### Materials provided
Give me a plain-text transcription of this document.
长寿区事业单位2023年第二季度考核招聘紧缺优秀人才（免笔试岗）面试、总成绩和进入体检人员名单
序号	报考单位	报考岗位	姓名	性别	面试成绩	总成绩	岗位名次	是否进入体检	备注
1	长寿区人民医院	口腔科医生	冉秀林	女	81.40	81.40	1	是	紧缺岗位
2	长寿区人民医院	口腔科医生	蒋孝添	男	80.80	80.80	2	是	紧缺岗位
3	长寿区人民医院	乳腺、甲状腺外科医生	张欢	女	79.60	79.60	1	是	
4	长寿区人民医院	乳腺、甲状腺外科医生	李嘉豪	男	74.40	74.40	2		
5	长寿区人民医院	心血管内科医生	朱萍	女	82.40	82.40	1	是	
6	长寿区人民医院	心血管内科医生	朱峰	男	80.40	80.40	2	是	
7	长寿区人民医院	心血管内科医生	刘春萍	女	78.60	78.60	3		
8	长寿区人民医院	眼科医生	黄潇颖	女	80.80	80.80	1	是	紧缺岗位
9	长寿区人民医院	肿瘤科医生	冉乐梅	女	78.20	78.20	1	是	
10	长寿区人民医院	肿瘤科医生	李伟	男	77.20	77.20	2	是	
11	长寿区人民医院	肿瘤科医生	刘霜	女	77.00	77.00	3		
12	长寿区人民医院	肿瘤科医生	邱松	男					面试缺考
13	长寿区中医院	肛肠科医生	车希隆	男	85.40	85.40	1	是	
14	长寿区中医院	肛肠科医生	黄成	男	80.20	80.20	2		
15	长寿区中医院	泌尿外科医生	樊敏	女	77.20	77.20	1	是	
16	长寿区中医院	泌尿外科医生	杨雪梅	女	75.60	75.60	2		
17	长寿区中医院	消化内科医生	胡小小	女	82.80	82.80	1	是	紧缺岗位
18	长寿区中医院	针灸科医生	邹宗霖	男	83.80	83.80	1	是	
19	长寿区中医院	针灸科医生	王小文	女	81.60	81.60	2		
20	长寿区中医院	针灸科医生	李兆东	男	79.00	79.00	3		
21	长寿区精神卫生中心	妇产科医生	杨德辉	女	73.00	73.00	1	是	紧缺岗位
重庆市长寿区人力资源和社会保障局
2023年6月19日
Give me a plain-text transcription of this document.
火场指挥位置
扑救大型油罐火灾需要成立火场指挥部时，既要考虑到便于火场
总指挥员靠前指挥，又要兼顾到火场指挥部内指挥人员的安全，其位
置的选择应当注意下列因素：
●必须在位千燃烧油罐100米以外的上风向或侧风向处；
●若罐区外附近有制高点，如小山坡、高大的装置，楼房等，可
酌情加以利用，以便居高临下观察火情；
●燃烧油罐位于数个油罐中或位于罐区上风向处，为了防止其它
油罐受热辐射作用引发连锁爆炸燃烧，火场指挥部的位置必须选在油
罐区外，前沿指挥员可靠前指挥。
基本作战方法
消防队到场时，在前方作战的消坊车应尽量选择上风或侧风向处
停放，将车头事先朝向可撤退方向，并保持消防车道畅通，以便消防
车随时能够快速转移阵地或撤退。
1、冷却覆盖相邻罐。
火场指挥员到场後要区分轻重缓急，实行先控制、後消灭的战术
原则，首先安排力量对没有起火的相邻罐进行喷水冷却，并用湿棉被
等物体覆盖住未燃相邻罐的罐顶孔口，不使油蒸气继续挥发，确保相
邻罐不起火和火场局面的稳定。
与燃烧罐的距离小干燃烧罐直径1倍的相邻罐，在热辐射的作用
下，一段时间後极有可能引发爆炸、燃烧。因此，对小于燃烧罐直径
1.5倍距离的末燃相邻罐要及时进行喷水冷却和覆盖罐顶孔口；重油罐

### Goal
Where does the word "泌尿外科医生" appear? Return each line that holds it.

### Exercise result
15	长寿区中医院	泌尿外科医生	樊敏	女	77.20	77.20	1	是	
16	长寿区中医院	泌尿外科医生	杨雪梅	女	75.60	75.60	2		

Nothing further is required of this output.